**Task brief**
Quote the items word for word, starting at the very first line and ending with the line that contains "bar (215, 119, 225, 178)", including both of those lines.

╭─ Data records

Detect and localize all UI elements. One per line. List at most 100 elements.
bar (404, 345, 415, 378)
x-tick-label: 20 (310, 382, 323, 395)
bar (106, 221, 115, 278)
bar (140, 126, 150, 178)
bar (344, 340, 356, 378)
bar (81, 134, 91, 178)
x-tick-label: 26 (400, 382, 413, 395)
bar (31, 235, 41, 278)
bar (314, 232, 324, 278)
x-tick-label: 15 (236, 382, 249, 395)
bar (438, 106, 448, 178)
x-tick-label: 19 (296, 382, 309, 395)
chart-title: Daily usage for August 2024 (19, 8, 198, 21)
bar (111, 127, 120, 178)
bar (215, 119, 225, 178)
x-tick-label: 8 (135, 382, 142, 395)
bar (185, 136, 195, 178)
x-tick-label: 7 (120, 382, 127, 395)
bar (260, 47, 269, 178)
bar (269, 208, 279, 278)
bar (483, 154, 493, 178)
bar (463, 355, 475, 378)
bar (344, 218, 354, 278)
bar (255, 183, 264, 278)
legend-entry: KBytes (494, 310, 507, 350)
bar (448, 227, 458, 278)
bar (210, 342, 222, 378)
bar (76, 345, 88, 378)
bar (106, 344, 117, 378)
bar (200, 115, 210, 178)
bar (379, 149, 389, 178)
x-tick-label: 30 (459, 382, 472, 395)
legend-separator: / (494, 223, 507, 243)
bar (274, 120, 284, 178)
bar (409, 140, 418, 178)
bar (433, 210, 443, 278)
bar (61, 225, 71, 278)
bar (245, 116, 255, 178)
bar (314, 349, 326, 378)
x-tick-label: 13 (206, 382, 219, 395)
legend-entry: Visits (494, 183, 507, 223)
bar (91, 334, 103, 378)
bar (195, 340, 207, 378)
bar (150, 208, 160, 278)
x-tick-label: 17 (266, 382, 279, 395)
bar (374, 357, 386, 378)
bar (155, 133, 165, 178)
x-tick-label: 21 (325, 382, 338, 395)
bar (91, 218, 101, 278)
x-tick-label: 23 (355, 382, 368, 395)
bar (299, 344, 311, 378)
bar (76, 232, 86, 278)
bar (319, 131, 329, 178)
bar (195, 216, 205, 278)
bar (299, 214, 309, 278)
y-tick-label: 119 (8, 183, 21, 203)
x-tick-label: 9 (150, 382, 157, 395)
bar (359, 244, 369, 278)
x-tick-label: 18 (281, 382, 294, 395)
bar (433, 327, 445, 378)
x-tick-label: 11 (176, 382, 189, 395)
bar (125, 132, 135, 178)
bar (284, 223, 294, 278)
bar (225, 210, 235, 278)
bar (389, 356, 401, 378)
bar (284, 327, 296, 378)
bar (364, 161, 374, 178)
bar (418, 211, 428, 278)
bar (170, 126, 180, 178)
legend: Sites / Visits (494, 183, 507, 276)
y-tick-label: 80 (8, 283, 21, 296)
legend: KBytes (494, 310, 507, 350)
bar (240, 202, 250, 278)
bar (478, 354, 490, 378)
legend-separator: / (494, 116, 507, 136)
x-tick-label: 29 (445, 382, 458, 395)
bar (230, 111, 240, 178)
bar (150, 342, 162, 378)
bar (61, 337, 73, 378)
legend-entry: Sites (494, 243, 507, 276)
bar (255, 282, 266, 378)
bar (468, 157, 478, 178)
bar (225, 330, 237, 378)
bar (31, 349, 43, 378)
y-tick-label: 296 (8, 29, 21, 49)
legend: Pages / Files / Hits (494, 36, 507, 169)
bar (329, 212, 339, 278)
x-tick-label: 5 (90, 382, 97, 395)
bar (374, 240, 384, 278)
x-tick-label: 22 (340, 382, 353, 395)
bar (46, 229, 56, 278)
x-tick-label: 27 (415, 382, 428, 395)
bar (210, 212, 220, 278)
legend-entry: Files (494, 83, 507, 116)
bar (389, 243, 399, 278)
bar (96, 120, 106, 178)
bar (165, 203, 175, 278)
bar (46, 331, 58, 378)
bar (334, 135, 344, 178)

╰─

**Response**
Detect and localize all UI elements. One per line. List at most 100 elements.
bar (404, 345, 415, 378)
x-tick-label: 20 (310, 382, 323, 395)
bar (106, 221, 115, 278)
bar (140, 126, 150, 178)
bar (344, 340, 356, 378)
bar (81, 134, 91, 178)
x-tick-label: 26 (400, 382, 413, 395)
bar (31, 235, 41, 278)
bar (314, 232, 324, 278)
x-tick-label: 15 (236, 382, 249, 395)
bar (438, 106, 448, 178)
x-tick-label: 19 (296, 382, 309, 395)
chart-title: Daily usage for August 2024 (19, 8, 198, 21)
bar (111, 127, 120, 178)
bar (215, 119, 225, 178)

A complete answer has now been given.